### Information given
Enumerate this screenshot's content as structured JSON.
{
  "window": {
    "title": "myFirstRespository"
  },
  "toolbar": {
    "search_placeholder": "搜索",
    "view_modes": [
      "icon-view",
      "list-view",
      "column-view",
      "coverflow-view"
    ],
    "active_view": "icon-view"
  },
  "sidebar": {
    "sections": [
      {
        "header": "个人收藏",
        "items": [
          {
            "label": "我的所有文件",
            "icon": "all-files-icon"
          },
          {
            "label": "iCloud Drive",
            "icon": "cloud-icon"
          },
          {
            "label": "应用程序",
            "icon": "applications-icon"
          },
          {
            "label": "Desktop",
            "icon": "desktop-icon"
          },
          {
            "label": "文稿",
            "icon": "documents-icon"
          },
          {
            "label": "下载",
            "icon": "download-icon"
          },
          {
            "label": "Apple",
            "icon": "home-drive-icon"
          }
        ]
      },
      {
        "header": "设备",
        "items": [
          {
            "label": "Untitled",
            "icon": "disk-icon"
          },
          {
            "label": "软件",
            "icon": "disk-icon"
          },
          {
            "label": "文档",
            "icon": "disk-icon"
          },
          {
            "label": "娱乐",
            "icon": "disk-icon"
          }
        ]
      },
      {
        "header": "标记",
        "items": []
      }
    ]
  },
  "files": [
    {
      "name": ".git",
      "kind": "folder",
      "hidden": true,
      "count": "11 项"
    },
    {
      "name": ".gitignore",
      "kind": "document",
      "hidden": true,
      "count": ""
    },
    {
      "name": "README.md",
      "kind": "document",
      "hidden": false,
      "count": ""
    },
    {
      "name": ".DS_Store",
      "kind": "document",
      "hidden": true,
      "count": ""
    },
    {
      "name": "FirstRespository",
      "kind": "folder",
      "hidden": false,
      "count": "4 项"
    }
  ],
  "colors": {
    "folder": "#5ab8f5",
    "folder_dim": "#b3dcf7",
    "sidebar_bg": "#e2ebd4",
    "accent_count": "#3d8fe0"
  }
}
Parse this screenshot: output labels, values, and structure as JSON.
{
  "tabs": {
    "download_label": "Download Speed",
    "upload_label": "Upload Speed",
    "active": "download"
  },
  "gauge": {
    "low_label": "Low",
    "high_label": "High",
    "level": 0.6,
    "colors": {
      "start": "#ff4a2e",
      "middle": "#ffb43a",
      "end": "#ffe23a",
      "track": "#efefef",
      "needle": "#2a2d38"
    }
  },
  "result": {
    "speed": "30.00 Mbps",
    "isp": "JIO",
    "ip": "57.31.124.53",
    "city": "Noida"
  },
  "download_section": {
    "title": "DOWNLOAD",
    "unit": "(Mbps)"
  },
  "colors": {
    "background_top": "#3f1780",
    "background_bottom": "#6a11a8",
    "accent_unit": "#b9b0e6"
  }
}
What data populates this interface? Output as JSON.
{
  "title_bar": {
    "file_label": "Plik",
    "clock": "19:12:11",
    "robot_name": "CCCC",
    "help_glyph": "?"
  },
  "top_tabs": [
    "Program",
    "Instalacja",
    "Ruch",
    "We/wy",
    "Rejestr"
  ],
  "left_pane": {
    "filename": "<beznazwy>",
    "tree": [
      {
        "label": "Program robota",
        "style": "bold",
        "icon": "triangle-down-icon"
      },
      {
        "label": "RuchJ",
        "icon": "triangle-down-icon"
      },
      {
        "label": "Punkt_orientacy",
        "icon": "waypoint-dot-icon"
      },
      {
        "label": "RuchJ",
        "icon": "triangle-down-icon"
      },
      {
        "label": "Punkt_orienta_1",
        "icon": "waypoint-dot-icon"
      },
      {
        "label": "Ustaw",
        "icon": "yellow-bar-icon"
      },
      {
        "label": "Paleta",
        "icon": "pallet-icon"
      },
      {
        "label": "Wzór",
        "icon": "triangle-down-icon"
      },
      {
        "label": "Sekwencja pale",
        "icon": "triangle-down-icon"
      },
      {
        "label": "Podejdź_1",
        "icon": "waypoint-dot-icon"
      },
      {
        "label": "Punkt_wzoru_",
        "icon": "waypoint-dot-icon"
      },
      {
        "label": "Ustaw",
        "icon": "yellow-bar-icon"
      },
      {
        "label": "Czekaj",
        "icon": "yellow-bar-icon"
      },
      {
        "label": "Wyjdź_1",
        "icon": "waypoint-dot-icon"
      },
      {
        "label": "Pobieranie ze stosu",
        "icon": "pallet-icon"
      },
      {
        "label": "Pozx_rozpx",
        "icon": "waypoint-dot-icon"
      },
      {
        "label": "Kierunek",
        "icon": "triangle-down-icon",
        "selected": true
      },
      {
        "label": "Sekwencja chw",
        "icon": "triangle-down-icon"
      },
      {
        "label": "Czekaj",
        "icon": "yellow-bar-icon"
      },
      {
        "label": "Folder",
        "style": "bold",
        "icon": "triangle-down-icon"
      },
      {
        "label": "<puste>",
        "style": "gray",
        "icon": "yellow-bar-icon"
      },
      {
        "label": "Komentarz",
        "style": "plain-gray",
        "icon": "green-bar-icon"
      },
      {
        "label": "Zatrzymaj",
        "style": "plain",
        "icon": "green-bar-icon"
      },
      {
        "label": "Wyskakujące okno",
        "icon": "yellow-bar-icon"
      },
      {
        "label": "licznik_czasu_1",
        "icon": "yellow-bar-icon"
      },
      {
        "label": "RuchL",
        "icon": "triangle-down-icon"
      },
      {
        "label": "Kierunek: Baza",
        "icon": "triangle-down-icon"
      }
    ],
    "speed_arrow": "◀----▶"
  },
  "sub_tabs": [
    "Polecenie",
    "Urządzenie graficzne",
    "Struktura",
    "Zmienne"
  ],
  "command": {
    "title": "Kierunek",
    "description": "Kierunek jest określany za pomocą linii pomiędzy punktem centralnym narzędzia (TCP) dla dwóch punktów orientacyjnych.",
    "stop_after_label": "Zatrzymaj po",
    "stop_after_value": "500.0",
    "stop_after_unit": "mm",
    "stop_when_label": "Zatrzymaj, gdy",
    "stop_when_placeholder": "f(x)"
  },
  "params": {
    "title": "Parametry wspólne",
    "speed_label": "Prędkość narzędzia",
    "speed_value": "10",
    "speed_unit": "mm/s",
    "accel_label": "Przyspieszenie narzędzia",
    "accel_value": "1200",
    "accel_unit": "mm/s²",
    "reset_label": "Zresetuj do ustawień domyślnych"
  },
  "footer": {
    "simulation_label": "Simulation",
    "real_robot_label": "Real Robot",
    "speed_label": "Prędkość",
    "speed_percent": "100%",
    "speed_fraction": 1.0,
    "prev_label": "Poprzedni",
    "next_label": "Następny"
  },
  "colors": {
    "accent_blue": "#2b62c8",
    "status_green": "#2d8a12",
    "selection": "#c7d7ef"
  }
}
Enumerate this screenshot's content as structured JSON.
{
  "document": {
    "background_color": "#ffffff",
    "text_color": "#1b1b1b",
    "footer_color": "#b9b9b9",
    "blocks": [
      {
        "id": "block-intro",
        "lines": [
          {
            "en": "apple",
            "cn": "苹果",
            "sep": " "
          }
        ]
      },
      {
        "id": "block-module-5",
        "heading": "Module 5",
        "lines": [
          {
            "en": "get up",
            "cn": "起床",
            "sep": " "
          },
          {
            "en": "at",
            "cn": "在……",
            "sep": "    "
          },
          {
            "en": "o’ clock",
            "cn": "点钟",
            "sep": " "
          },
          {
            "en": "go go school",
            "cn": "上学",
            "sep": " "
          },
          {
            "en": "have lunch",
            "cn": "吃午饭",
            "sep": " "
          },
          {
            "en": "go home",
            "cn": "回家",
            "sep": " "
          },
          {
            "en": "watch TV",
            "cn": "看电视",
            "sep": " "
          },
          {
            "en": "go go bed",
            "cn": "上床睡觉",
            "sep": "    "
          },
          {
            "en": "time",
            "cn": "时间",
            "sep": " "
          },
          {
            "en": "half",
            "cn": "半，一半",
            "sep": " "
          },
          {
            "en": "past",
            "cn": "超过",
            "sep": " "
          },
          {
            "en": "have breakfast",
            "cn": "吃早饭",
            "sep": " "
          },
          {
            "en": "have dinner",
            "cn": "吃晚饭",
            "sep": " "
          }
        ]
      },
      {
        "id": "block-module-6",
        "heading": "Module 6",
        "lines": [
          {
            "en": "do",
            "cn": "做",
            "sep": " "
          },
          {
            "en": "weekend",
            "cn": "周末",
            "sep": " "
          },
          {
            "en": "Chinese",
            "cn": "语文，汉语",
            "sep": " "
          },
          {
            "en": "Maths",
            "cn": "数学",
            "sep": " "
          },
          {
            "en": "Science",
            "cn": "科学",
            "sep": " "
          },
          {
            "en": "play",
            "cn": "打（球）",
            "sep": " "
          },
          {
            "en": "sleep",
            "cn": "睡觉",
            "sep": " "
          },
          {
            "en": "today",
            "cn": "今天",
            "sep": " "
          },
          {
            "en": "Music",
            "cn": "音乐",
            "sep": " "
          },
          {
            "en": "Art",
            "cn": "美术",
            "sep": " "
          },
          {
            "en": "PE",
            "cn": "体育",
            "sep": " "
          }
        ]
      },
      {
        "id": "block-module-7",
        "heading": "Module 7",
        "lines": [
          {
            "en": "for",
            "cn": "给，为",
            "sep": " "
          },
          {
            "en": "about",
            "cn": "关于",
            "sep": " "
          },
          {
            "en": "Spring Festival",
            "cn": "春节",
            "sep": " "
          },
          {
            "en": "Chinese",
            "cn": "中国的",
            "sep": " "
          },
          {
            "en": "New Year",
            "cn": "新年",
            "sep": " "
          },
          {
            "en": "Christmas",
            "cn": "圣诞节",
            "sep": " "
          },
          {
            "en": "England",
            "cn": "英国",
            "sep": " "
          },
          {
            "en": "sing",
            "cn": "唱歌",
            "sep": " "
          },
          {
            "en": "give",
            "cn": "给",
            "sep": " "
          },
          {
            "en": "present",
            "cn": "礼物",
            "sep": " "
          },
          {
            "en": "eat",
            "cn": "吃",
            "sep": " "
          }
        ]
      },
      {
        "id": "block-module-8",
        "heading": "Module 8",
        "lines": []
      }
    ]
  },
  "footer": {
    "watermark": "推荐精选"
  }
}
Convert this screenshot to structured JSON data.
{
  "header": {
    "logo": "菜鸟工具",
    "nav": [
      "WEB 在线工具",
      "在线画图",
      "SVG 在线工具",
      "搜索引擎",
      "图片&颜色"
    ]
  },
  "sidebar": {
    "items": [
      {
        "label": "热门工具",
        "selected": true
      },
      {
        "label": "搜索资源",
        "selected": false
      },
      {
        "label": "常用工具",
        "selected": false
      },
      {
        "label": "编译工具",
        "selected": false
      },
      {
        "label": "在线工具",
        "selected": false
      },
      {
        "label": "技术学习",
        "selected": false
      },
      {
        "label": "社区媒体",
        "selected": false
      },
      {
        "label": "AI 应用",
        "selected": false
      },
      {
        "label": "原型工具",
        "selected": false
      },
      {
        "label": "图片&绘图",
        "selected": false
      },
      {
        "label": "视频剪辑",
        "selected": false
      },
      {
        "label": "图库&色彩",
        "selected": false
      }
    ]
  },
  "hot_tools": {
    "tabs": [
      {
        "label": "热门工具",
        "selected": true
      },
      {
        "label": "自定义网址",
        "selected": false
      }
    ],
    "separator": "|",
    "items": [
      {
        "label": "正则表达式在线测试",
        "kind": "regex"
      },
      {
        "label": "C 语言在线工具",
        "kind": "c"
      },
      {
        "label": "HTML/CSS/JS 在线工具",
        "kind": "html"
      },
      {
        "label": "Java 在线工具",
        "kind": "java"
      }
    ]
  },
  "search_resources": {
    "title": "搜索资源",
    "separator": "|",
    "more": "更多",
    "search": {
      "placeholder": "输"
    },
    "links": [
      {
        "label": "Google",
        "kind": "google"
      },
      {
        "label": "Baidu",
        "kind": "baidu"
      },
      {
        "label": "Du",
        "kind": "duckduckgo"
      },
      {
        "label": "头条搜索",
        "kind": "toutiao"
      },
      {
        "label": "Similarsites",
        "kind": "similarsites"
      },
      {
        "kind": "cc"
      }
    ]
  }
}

### Aim of the exercise
Copy each line of the records containing the string "have".

### Task answer
            "en": "have lunch",
            "en": "have breakfast",
            "en": "have dinner",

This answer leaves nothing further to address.